_WRITTEN REQUEST_. What follows is a listing; give it again exactly, in its entirety.

[Data excerpts]
◇ ◇ ◇ ◇

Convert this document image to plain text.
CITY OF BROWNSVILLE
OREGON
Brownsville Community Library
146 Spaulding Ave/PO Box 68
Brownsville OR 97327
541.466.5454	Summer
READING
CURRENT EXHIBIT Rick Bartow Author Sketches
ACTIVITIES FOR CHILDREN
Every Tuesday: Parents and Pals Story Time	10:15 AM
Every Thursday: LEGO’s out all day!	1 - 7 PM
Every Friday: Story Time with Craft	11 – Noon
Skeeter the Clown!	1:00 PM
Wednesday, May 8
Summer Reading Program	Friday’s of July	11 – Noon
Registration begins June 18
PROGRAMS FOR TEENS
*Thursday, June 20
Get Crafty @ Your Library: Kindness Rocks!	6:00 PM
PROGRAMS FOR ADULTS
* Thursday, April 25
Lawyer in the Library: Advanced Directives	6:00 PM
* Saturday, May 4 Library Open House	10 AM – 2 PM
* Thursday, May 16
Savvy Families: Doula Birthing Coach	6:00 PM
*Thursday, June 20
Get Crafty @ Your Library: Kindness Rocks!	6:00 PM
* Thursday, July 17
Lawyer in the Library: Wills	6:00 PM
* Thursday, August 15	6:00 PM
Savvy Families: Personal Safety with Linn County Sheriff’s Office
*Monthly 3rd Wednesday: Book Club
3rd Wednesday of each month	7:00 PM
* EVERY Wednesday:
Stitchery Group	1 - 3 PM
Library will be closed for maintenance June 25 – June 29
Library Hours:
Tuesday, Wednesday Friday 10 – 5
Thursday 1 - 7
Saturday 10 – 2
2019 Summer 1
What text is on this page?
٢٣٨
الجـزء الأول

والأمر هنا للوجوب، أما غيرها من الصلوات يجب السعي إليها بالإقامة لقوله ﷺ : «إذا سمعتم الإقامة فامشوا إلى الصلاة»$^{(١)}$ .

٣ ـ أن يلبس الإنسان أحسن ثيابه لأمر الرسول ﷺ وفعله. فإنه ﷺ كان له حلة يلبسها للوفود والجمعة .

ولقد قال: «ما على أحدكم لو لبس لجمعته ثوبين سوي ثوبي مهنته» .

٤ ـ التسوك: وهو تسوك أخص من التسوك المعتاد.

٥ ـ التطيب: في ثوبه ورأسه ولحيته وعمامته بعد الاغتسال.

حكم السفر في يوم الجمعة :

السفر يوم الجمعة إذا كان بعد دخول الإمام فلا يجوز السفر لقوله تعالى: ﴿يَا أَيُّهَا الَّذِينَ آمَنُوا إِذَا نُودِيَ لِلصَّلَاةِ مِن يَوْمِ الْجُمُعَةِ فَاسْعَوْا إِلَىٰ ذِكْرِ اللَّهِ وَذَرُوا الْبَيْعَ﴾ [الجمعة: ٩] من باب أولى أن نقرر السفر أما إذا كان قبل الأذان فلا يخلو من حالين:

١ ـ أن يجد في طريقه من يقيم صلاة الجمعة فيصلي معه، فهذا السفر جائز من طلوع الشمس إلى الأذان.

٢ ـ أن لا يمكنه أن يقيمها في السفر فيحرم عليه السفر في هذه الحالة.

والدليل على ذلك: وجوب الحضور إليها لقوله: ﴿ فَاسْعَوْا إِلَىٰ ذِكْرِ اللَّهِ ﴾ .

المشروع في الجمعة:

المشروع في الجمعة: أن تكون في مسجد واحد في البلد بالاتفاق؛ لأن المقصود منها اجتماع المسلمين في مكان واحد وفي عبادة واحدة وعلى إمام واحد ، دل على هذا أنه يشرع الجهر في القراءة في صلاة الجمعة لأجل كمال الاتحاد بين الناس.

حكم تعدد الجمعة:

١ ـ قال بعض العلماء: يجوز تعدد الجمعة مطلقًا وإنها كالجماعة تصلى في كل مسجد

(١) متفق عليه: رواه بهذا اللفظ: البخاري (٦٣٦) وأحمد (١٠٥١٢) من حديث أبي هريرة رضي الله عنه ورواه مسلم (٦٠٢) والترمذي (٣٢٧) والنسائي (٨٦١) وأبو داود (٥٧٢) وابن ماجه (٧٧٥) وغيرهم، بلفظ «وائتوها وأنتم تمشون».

◇ ◇ ◇ ◇

_WORKED ANSWER_.
Convert this document image to plain text.
CITY OF BROWNSVILLE
OREGON
Brownsville Community Library
146 Spaulding Ave/PO Box 68
Brownsville OR 97327
541.466.5454	Summer
READING
CURRENT EXHIBIT Rick Bartow Author Sketches
ACTIVITIES FOR CHILDREN
Every Tuesday: Parents and Pals Story Time	10:15 AM
Every Thursday: LEGO’s out all day!	1 - 7 PM
Every Friday: Story Time with Craft	11 – Noon
Skeeter the Clown!	1:00 PM
Wednesday, May 8
Summer Reading Program	Friday’s of July	11 – Noon
Registration begins June 18
PROGRAMS FOR TEENS
*Thursday, June 20
Get Crafty @ Your Library: Kindness Rocks!	6:00 PM
PROGRAMS FOR ADULTS
* Thursday, April 25
Lawyer in the Library: Advanced Directives	6:00 PM
* Saturday, May 4 Library Open House	10 AM – 2 PM
* Thursday, May 16
Savvy Families: Doula Birthing Coach	6:00 PM
*Thursday, June 20
Get Crafty @ Your Library: Kindness Rocks!	6:00 PM
* Thursday, July 17
Lawyer in the Library: Wills	6:00 PM
* Thursday, August 15	6:00 PM
Savvy Families: Personal Safety with Linn County Sheriff’s Office
*Monthly 3rd Wednesday: Book Club
3rd Wednesday of each month	7:00 PM
* EVERY Wednesday:
Stitchery Group	1 - 3 PM
Library will be closed for maintenance June 25 – June 29
Library Hours:
Tuesday, Wednesday Friday 10 – 5
Thursday 1 - 7
Saturday 10 – 2
2019 Summer 1
What text is on this page?
٢٣٨
الجـزء الأول

والأمر هنا للوجوب، أما غيرها من الصلوات يجب السعي إليها بالإقامة لقوله ﷺ : «إذا سمعتم الإقامة فامشوا إلى الصلاة»$^{(١)}$ .

٣ ـ أن يلبس الإنسان أحسن ثيابه لأمر الرسول ﷺ وفعله. فإنه ﷺ كان له حلة يلبسها للوفود والجمعة .

ولقد قال: «ما على أحدكم لو لبس لجمعته ثوبين سوي ثوبي مهنته» .

٤ ـ التسوك: وهو تسوك أخص من التسوك المعتاد.

٥ ـ التطيب: في ثوبه ورأسه ولحيته وعمامته بعد الاغتسال.

حكم السفر في يوم الجمعة :

السفر يوم الجمعة إذا كان بعد دخول الإمام فلا يجوز السفر لقوله تعالى: ﴿يَا أَيُّهَا الَّذِينَ آمَنُوا إِذَا نُودِيَ لِلصَّلَاةِ مِن يَوْمِ الْجُمُعَةِ فَاسْعَوْا إِلَىٰ ذِكْرِ اللَّهِ وَذَرُوا الْبَيْعَ﴾ [الجمعة: ٩] من باب أولى أن نقرر السفر أما إذا كان قبل الأذان فلا يخلو من حالين:

١ ـ أن يجد في طريقه من يقيم صلاة الجمعة فيصلي معه، فهذا السفر جائز من طلوع الشمس إلى الأذان.

٢ ـ أن لا يمكنه أن يقيمها في السفر فيحرم عليه السفر في هذه الحالة.

والدليل على ذلك: وجوب الحضور إليها لقوله: ﴿ فَاسْعَوْا إِلَىٰ ذِكْرِ اللَّهِ ﴾ .

المشروع في الجمعة:

المشروع في الجمعة: أن تكون في مسجد واحد في البلد بالاتفاق؛ لأن المقصود منها اجتماع المسلمين في مكان واحد وفي عبادة واحدة وعلى إمام واحد ، دل على هذا أنه يشرع الجهر في القراءة في صلاة الجمعة لأجل كمال الاتحاد بين الناس.

حكم تعدد الجمعة:

١ ـ قال بعض العلماء: يجوز تعدد الجمعة مطلقًا وإنها كالجماعة تصلى في كل مسجد

(١) متفق عليه: رواه بهذا اللفظ: البخاري (٦٣٦) وأحمد (١٠٥١٢) من حديث أبي هريرة رضي الله عنه ورواه مسلم (٦٠٢) والترمذي (٣٢٧) والنسائي (٨٦١) وأبو داود (٥٧٢) وابن ماجه (٧٧٥) وغيرهم، بلفظ «وائتوها وأنتم تمشون».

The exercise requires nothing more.